■ Excerpt provided ■
>>>
Hi,
There are a couple of possibilities here. To sort multiple rows by a
single column, the fastest approach would be to use sort_to_indices [1]
and then use the take [2] kernel to select the corresponding rows. There
are specialized implementations for each of the array types, making this
fairly performant.
If you want to sort lexicographically by multiple columns, there are
lexsort [3] and lexsort_to_indices [4] kernels, that sort the arrays in
place. However, for multicolumn sorts without a limit it will likely be
faster to convert to the row format [5], and use this to perform a
lexsort to indices [6], or sort the rows in place and convert back to
arrow arrays [7]. There is more information about the row format in the
blog series on the topic [8], which may be of interest.
Kind Regards,
Raphael
[1]: https://docs.rs/arrow-ord/latest/arrow_ord/sort/fn.sort_to_indices.html
[2]: https://docs.rs/arrow-select/latest/arrow_select/take/fn.take.html
[3]: https://docs.rs/arrow-ord/latest/arrow_ord/sort/fn.lexsort.html
[4]:
https://docs.rs/arrow-ord/latest/arrow_ord/sort/fn.lexsort_to_indices.html
[5]: https://docs.rs/arrow-row/latest/arrow_row
[6]: https://docs.rs/arrow-row/latest/arrow_row/#lexsort
[7]:
https://docs.rs/arrow-row/latest/arrow_row/struct.RowConverter.html#method.convert_rows
[8]:
https://arrow.apache.org/blog/2022/11/07/multi-column-sorts-in-arrow-rust-part-1/
On 26/02/2023 11:55, Olo Sawyerr wrote:
Hi there,
Hope you're well.
I'm trying to sort a RecordBatch by multiple columns and it's not
obvious how to achieve this. The kernels::sort() only takes a single
ArrayRef.
Any ideas pls?
Regards,
Olo
<<<
■ Data extract ■
>>>
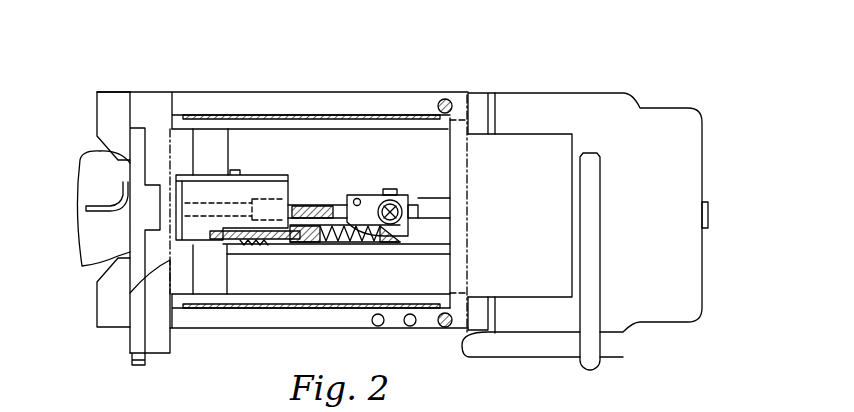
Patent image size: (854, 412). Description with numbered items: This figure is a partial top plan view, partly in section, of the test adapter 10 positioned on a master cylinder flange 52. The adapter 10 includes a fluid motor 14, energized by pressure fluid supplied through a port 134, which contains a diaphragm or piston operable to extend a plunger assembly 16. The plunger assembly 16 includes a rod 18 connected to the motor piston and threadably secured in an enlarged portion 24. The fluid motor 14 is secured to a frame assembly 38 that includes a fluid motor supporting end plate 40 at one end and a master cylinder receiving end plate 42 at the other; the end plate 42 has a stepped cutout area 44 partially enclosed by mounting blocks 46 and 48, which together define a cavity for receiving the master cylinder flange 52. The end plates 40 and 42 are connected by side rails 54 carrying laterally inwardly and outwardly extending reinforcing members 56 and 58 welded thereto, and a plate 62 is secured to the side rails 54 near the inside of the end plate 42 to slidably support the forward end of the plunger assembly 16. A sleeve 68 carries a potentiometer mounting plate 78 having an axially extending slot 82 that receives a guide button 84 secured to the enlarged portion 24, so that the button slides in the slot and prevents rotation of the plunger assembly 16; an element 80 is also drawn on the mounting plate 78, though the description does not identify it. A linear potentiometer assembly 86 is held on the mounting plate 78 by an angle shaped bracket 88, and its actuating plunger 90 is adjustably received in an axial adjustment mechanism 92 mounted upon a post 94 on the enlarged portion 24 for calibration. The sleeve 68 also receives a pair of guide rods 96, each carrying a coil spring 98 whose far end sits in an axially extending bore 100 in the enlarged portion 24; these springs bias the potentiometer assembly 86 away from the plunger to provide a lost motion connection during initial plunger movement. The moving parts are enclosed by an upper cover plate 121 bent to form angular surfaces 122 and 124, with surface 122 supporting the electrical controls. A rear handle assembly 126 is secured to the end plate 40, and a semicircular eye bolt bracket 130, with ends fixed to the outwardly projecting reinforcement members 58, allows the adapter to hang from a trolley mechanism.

The test adapter 10 is at (86, 137).
The fluid motor 14 is at (670, 130).
The plunger assembly 16 is at (398, 256).
The rod 18 is at (440, 218).
The enlarged portion 24 is at (405, 240).
The frame assembly 38 is at (353, 90).
The fluid motor supporting end plate 40 is at (480, 100).
The master cylinder receiving end plate 42 is at (157, 318).
The stepped cutout area 44 is at (138, 268).
The mounting block 46 is at (115, 105).
The mounting block 48 is at (105, 313).
The master cylinder flange 52 is at (140, 143).
The side rails 54 is at (273, 123).
The laterally inwardly extending reinforcing member 56 is at (325, 138).
The laterally outwardly extending reinforcing member 58 is at (410, 102).
The plate 62 is at (212, 145).
The sleeve 68 is at (207, 250).
The potentiometer mounting plate 78 is at (352, 194).
The roller 80 is at (400, 203).
The axially extending slot 82 is at (318, 203).
The guide button 84 is at (305, 204).
The linear potentiometer assembly 86 is at (245, 202).
The angle shaped bracket 88 is at (270, 182).
The actuating plunger 90 is at (347, 244).
The axial adjustment mechanism 92 is at (410, 199).
The post 94 is at (385, 193).
The guide rod 96 is at (265, 238).
The coil spring 98 is at (362, 245).
The axially extending bore 100 is at (322, 245).
The upper cover plate 121 is at (557, 145).
The angular surface 122 is at (297, 307).
The angular surface 124 is at (207, 113).
The rear handle assembly 126 is at (593, 271).
The eye bolt bracket 130 is at (447, 97).
The port 134 is at (707, 224).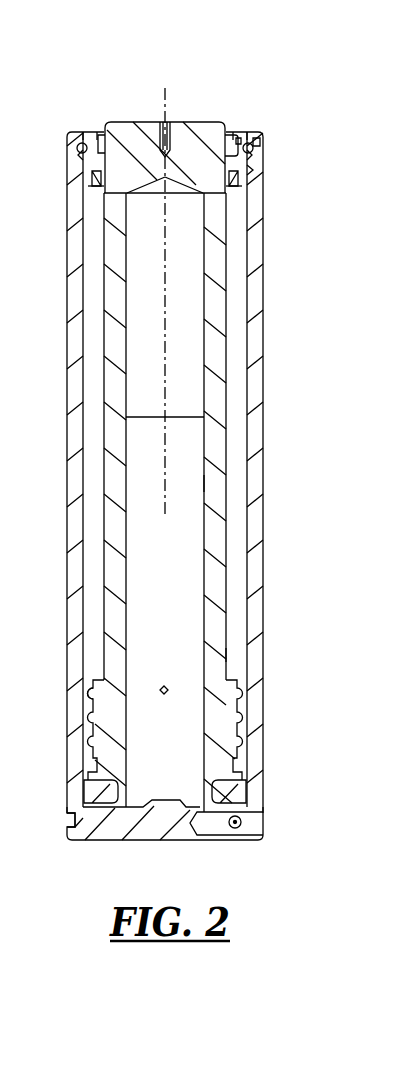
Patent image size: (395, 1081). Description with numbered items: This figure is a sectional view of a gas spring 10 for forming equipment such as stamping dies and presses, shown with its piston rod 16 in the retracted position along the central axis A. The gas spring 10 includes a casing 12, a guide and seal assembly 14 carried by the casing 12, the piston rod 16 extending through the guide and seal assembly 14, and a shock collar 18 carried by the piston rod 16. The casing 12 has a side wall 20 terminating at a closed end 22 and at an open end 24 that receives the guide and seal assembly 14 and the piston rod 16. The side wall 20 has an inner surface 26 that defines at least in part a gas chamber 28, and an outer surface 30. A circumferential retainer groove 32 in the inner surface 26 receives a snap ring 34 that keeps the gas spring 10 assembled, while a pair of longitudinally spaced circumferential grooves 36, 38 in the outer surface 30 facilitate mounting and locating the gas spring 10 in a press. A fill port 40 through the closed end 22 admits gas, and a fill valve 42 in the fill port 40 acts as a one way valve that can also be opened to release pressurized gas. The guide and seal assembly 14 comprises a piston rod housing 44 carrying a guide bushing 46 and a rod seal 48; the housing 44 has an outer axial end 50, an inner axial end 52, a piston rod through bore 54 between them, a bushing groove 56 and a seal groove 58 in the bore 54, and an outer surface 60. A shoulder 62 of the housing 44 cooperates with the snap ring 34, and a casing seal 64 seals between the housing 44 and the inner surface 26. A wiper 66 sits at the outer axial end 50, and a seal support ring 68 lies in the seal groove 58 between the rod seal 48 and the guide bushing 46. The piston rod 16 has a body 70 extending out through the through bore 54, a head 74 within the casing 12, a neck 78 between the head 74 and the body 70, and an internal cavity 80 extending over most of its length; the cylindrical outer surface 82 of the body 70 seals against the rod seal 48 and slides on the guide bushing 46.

The gas spring 10 is at (249, 70).
The casing 12 is at (279, 557).
The guide and seal assembly 14 is at (90, 122).
The piston rod 16 is at (238, 353).
The shock collar 18 is at (83, 722).
The side wall 20 is at (252, 447).
The closed end 22 is at (172, 828).
The open end 24 is at (257, 143).
The inner surface 26 is at (243, 655).
The gas chamber 28 is at (107, 797).
The outer surface 30 is at (264, 707).
The retainer groove 32 is at (80, 155).
The snap ring 34 is at (252, 147).
The circumferential groove 36 is at (262, 167).
The circumferential groove 38 is at (72, 819).
The fill port 40 is at (208, 822).
The fill valve 42 is at (240, 827).
The piston rod housing 44 is at (84, 184).
The guide bushing 46 is at (100, 143).
The rod seal 48 is at (250, 180).
The outer axial end 50 is at (238, 133).
The inner axial end 52 is at (234, 176).
The piston rod through bore 54 is at (218, 154).
The bushing groove 56 is at (230, 132).
The seal groove 58 is at (108, 177).
The outer surface 60 is at (254, 172).
The shoulder 62 is at (79, 144).
The casing seal 64 is at (86, 172).
The wiper 66 is at (99, 132).
The seal support ring 68 is at (228, 172).
The body 70 is at (214, 414).
The head 74 is at (240, 799).
The neck 78 is at (100, 696).
The internal cavity 80 is at (176, 638).
The cylindrical outer surface 82 is at (224, 483).
The axis A is at (164, 95).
<<<
■ Set task ■
Summarize the thread in two sentences. The data is material separate from the thread.

■ Complete response ■
Asked how to sort a RecordBatch by multiple columns when kernels::sort() takes only a single ArrayRef, the reply recommends sort_to_indices followed by the take kernel for sorting by one column, and the lexsort and lexsort_to_indices kernels for lexicographic sorts by multiple columns. For multicolumn sorts without a limit, it says converting to the row format and performing a lexsort to indices, or sorting the rows in place and converting back to arrow arrays, will likely be faster.